Exercise aim:
Please rewrite the stretch of entries from the line containing "time-tick-label: 01:45 xyxy=(102,591,125,600)" through the line containing "strategy-icon[interactable] xyxy=(140,18,154,33)" as a Markdown table. Use the columns No. and Line, give each row a number, and skip blank lines.

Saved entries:
[start]

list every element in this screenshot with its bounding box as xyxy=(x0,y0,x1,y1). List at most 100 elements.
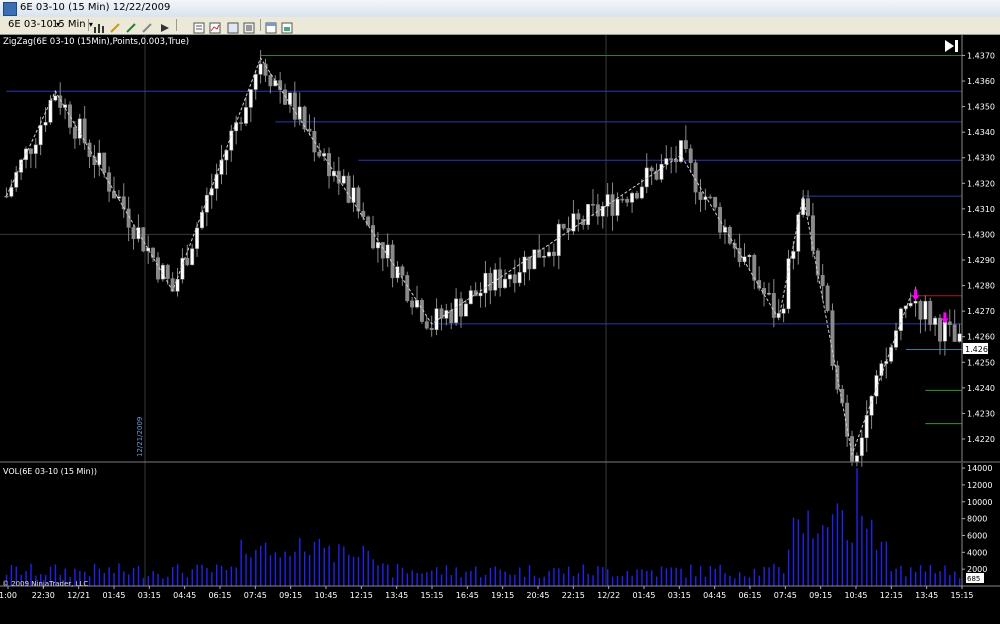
time-tick-label: 01:45 xyxy=(102,591,125,600)
candle-body xyxy=(38,124,43,146)
volume-bar xyxy=(651,570,653,586)
volume-bar xyxy=(758,575,760,586)
volume-bar xyxy=(245,553,247,586)
time-tick-label: 22:15 xyxy=(562,591,585,600)
volume-bar xyxy=(523,576,526,586)
price-tick-label: 1.4370 xyxy=(967,51,995,60)
candle-body xyxy=(219,159,224,175)
candle-body xyxy=(9,187,14,197)
interval-selector[interactable]: 15 Min ▾ xyxy=(52,18,93,32)
candle-body xyxy=(292,92,297,120)
current-price-label: 1.4263 xyxy=(963,343,993,354)
volume-bar xyxy=(137,565,140,586)
candle-body xyxy=(747,254,752,257)
volume-bar xyxy=(567,566,570,586)
volume-bar xyxy=(699,566,702,586)
candle-body xyxy=(771,293,776,318)
volume-bar xyxy=(797,519,800,586)
candle-body xyxy=(708,196,713,199)
volume-bar xyxy=(846,540,848,586)
volume-bar xyxy=(333,562,335,586)
candle-body xyxy=(864,415,869,439)
short-signal-arrow-stem xyxy=(914,289,918,296)
candle-body xyxy=(859,437,864,456)
candle-body xyxy=(913,300,918,304)
strategy-icon[interactable] xyxy=(140,18,154,33)
candle-body xyxy=(766,293,771,295)
candle-body xyxy=(287,92,292,105)
volume-bar xyxy=(714,569,716,586)
volume-bar xyxy=(470,570,472,586)
candle-body xyxy=(341,175,346,184)
volume-bar xyxy=(851,542,853,586)
indicators-icon[interactable] xyxy=(208,18,222,34)
candle-body xyxy=(72,127,77,139)
zoom-icon[interactable] xyxy=(226,18,240,34)
app-icon xyxy=(3,2,17,16)
volume-bar xyxy=(934,573,936,586)
pencil-icon[interactable] xyxy=(108,18,122,33)
last-volume-label: 685 xyxy=(966,573,984,583)
chart-toolbar: 6E 03-10 ▾ 15 Min ▾ xyxy=(0,17,1000,35)
candle-body xyxy=(87,142,92,157)
chart-grid xyxy=(0,35,962,586)
candle-body xyxy=(53,95,58,101)
tabs-icon[interactable] xyxy=(264,18,278,34)
volume-bar xyxy=(98,568,101,586)
volume-bar xyxy=(929,565,932,586)
price-tick-label: 1.4280 xyxy=(967,282,995,291)
chart-axes: 1.4370 1.4360 1.4350 1.4340 1.4330 1.4320 1.43… xyxy=(0,35,1000,600)
volume-tick-label: 6000 xyxy=(967,531,987,540)
candle-body xyxy=(639,186,644,199)
volume-bar xyxy=(665,568,668,586)
candle-body xyxy=(400,266,405,276)
volume-bar xyxy=(338,544,340,586)
volume-bar xyxy=(748,577,751,586)
volume-bar xyxy=(484,574,487,586)
volume-bar xyxy=(826,527,829,586)
candle-body xyxy=(248,89,253,108)
volume-bar xyxy=(870,519,873,586)
volume-bar xyxy=(216,564,218,586)
candle-body xyxy=(380,242,385,259)
volume-bar xyxy=(235,567,237,586)
volume-bar xyxy=(611,576,614,586)
candle-body xyxy=(649,167,654,172)
price-tick-label: 1.4250 xyxy=(967,358,995,367)
candle-body xyxy=(444,310,449,319)
volume-bar xyxy=(162,578,164,586)
volume-bar xyxy=(602,567,604,586)
volume-bar xyxy=(822,525,824,586)
candle-body xyxy=(214,174,219,189)
chart-trader-icon[interactable] xyxy=(280,18,294,34)
volume-bar xyxy=(597,566,599,586)
candle-body xyxy=(116,196,121,199)
bar-chart-icon[interactable] xyxy=(92,18,106,33)
time-tick-label: 12/22 xyxy=(597,591,620,600)
volume-bar xyxy=(739,572,741,586)
volume-bar xyxy=(734,578,736,586)
chart-svg[interactable]: 1.4370 1.4360 1.4350 1.4340 1.4330 1.4320 1.43… xyxy=(0,35,1000,620)
crosshair-icon[interactable] xyxy=(242,18,256,34)
candle-body xyxy=(942,321,947,342)
candle-body xyxy=(874,375,879,397)
chart-canvas[interactable]: 1.4370 1.4360 1.4350 1.4340 1.4330 1.4320 1.43… xyxy=(0,35,1000,620)
candle-body xyxy=(698,191,703,200)
time-tick-label: 10:45 xyxy=(314,591,337,600)
candle-body xyxy=(669,158,674,160)
candle-body xyxy=(253,74,258,90)
volume-bar xyxy=(372,559,374,586)
time-tick-label: 06:15 xyxy=(208,591,231,600)
interval-label: 15 Min xyxy=(52,19,86,30)
copyright-text: © 2009 NinjaTrader, LLC xyxy=(2,580,88,588)
volume-bar xyxy=(431,570,433,586)
volume-bar xyxy=(587,573,589,586)
draw-tool-icon[interactable] xyxy=(124,18,138,33)
properties-icon[interactable] xyxy=(192,18,206,34)
candle-body xyxy=(957,333,962,342)
scroll-to-end-button[interactable] xyxy=(942,39,960,53)
candle-body xyxy=(190,248,195,266)
volume-tick-label: 10000 xyxy=(967,498,992,507)
arrow-icon[interactable] xyxy=(158,18,172,32)
volume-bar xyxy=(704,576,707,586)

[end]

The completed task:
| No. | Line |
|---|---|
| 1 | time-tick-label: 01:45 xyxy=(102,591,125,600) |
| 2 | candle-body xyxy=(38,124,43,146) |
| 3 | volume-bar xyxy=(651,570,653,586) |
| 4 | volume-bar xyxy=(758,575,760,586) |
| 5 | volume-bar xyxy=(245,553,247,586) |
| 6 | time-tick-label: 22:15 xyxy=(562,591,585,600) |
| 7 | volume-bar xyxy=(523,576,526,586) |
| 8 | price-tick-label: 1.4370 xyxy=(967,51,995,60) |
| 9 | candle-body xyxy=(219,159,224,175) |
| 10 | candle-body xyxy=(9,187,14,197) |
| 11 | interval-selector[interactable]: 15 Min ▾ xyxy=(52,18,93,32) |
| 12 | candle-body xyxy=(292,92,297,120) |
| 13 | current-price-label: 1.4263 xyxy=(963,343,993,354) |
| 14 | volume-bar xyxy=(137,565,140,586) |
| 15 | candle-body xyxy=(747,254,752,257) |
| 16 | volume-bar xyxy=(567,566,570,586) |
| 17 | volume-bar xyxy=(699,566,702,586) |
| 18 | candle-body xyxy=(771,293,776,318) |
| 19 | volume-bar xyxy=(797,519,800,586) |
| 20 | candle-body xyxy=(708,196,713,199) |
| 21 | volume-bar xyxy=(846,540,848,586) |
| 22 | volume-bar xyxy=(333,562,335,586) |
| 23 | candle-body xyxy=(864,415,869,439) |
| 24 | short-signal-arrow-stem xyxy=(914,289,918,296) |
| 25 | candle-body xyxy=(859,437,864,456) |
| 26 | candle-body xyxy=(913,300,918,304) |
| 27 | strategy-icon[interactable] xyxy=(140,18,154,33) |